## Short task
Copy the records from the beginning through the line containing "y-axis-label: degree_avg [44, 458, 121, 843]", substituting "plot-title" for "chart-title" and leaving everything else untouched.

Stored entries
* * * * * * * * *
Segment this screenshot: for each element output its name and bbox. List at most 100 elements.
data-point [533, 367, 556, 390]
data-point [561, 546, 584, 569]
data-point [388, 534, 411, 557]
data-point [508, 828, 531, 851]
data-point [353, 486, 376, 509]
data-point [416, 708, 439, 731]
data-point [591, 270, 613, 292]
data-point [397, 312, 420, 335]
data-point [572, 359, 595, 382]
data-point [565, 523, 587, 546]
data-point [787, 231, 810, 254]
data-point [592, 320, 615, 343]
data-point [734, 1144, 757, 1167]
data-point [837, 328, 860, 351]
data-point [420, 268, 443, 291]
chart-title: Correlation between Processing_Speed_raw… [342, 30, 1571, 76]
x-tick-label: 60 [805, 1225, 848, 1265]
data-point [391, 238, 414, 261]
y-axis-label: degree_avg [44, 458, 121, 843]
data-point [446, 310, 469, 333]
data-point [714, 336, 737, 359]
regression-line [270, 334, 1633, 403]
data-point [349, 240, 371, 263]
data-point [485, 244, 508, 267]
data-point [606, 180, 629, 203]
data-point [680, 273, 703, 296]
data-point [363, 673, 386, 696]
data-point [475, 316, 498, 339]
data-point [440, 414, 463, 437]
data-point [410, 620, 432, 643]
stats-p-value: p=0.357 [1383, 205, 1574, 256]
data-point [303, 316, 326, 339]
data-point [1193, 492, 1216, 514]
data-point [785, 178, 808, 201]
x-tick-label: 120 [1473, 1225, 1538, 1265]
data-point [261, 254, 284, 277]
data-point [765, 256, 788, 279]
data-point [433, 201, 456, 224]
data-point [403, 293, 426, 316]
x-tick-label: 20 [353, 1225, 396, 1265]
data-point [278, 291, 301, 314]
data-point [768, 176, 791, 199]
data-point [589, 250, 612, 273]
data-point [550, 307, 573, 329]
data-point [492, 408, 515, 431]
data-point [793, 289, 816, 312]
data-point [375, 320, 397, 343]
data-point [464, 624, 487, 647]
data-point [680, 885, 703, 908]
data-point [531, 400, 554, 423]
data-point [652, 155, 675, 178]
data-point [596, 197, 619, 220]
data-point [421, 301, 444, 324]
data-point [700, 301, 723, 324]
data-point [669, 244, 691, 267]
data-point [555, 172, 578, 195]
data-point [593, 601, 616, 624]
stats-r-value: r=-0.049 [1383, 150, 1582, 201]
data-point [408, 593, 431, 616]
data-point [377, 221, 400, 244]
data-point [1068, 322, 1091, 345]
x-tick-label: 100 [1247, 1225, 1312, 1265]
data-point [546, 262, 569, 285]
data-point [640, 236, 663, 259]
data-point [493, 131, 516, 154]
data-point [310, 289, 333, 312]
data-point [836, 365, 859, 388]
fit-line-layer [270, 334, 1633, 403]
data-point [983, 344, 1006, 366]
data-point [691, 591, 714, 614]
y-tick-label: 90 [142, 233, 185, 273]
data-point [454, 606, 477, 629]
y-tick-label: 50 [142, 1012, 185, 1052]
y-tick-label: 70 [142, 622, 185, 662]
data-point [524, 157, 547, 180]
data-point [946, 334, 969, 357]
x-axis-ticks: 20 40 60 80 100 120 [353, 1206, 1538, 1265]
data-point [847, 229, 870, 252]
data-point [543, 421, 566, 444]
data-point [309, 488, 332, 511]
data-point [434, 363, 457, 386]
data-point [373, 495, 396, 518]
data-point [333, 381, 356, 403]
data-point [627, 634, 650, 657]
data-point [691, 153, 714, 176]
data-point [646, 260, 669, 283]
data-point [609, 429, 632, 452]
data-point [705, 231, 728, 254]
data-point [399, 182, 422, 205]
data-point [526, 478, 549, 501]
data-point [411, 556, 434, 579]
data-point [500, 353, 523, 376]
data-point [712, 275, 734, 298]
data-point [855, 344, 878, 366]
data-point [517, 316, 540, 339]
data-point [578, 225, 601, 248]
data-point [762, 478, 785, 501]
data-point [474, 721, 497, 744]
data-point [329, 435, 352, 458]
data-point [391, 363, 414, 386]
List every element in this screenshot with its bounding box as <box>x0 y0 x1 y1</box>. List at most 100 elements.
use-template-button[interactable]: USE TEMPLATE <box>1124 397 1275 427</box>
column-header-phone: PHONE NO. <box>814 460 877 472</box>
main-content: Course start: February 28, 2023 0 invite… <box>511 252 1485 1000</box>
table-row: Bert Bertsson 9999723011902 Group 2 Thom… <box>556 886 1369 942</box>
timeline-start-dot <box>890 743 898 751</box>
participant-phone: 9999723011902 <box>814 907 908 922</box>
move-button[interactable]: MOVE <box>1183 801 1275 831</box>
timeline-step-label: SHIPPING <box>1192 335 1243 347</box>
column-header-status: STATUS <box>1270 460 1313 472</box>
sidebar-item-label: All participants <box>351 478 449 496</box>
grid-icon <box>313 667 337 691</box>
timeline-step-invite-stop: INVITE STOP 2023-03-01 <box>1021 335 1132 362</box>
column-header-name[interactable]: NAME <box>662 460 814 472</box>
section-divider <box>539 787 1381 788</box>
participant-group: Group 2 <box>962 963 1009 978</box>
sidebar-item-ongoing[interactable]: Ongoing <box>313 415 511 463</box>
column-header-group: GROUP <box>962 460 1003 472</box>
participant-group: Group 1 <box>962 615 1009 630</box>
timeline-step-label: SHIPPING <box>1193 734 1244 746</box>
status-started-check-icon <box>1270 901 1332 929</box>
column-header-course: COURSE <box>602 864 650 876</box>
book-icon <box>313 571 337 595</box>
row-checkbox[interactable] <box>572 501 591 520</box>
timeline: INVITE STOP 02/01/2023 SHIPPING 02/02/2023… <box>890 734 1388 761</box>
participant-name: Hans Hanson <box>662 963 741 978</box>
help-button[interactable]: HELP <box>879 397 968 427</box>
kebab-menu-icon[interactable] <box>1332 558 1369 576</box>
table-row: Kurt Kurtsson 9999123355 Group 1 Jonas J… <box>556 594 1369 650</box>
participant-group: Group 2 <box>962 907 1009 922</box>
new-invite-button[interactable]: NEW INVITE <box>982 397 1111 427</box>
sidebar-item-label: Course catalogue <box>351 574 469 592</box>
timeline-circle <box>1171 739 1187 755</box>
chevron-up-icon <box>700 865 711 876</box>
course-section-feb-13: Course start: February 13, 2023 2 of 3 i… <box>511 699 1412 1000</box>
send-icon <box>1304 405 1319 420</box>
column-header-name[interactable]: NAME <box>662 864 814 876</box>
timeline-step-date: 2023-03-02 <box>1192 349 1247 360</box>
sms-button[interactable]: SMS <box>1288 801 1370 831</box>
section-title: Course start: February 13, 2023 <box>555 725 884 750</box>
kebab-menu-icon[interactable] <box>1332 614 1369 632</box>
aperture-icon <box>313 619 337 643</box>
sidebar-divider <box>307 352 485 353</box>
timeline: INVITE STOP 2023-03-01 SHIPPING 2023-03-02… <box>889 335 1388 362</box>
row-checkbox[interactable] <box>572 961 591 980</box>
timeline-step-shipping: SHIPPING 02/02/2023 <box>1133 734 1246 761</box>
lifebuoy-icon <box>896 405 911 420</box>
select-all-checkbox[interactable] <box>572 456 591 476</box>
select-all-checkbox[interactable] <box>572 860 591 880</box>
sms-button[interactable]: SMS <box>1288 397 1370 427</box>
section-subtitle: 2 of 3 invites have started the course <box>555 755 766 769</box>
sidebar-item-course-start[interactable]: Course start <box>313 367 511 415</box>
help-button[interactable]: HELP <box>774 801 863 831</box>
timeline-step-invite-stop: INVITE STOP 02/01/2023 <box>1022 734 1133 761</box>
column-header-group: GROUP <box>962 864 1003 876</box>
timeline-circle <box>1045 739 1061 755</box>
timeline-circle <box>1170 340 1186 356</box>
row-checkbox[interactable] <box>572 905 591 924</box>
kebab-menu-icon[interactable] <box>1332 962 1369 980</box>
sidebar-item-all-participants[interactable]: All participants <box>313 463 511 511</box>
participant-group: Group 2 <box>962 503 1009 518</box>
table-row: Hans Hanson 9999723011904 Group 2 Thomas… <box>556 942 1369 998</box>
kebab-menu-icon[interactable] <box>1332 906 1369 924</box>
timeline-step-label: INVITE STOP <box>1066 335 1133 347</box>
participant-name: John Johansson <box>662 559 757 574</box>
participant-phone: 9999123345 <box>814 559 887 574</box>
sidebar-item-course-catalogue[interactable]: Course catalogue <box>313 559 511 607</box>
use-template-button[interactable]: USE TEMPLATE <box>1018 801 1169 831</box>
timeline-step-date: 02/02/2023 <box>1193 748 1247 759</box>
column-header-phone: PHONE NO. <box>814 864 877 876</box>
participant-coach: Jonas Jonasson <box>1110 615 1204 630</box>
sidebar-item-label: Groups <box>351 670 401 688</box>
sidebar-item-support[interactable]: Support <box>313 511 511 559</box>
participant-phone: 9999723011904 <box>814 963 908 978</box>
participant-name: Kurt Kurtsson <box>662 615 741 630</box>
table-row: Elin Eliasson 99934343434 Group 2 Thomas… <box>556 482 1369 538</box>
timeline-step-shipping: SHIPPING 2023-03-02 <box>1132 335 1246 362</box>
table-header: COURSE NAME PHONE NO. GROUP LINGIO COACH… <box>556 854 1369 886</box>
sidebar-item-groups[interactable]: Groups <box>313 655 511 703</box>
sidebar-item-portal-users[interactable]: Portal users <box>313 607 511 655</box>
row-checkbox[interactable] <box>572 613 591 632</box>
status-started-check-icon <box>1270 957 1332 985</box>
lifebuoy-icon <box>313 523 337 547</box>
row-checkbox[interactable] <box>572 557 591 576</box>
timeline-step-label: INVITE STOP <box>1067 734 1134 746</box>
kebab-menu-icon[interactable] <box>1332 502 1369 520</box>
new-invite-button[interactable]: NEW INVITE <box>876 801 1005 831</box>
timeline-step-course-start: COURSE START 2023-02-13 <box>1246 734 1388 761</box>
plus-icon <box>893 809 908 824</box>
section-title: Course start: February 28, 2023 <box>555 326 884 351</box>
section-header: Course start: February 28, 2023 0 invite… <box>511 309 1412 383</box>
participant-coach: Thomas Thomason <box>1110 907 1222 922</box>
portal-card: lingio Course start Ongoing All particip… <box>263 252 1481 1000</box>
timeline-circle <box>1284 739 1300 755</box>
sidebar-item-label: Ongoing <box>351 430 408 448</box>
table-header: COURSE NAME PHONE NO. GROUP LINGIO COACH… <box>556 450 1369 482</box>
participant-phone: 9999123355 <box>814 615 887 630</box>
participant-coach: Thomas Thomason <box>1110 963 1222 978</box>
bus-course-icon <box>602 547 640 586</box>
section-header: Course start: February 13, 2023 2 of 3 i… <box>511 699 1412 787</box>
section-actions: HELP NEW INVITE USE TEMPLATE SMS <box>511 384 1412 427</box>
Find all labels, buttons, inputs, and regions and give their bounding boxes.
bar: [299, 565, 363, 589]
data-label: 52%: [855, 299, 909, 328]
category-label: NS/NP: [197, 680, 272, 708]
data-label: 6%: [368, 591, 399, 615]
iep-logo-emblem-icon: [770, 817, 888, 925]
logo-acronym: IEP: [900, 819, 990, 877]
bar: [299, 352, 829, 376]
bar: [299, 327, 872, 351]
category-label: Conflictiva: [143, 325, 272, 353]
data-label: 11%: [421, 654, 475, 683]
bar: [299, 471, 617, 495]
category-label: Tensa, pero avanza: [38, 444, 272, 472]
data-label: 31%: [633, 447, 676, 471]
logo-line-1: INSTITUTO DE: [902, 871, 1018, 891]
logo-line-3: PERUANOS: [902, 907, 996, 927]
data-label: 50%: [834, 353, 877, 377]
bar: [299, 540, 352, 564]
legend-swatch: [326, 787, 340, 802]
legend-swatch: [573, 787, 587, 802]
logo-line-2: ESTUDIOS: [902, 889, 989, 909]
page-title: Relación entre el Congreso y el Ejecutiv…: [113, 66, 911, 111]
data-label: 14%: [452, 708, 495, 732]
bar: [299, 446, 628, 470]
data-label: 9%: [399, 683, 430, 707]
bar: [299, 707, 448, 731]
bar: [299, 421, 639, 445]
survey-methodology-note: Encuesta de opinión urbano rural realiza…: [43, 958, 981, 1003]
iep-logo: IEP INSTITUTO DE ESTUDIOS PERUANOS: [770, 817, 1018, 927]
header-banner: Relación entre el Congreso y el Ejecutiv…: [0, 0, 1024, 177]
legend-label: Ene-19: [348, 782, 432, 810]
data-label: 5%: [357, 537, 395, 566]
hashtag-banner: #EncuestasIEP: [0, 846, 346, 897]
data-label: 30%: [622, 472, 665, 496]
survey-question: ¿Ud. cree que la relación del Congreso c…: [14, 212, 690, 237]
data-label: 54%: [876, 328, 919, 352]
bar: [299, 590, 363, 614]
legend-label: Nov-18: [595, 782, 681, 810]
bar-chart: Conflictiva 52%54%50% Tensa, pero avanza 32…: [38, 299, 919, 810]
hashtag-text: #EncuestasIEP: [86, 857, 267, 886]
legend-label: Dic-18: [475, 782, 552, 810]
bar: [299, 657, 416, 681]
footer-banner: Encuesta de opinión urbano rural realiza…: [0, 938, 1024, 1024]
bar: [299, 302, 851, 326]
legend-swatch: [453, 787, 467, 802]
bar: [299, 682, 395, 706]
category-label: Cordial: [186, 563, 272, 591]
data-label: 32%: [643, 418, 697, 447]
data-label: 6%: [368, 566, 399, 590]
* * * * * * * * *
## Output below
Segment this screenshot: for each element output its name and bbox. List at most 100 elements.
data-point [533, 367, 556, 390]
data-point [561, 546, 584, 569]
data-point [388, 534, 411, 557]
data-point [508, 828, 531, 851]
data-point [353, 486, 376, 509]
data-point [416, 708, 439, 731]
data-point [591, 270, 613, 292]
data-point [397, 312, 420, 335]
data-point [572, 359, 595, 382]
data-point [565, 523, 587, 546]
data-point [787, 231, 810, 254]
data-point [592, 320, 615, 343]
data-point [734, 1144, 757, 1167]
data-point [837, 328, 860, 351]
data-point [420, 268, 443, 291]
plot-title: Correlation between Processing_Speed_raw… [342, 30, 1571, 76]
x-tick-label: 60 [805, 1225, 848, 1265]
data-point [391, 238, 414, 261]
y-axis-label: degree_avg [44, 458, 121, 843]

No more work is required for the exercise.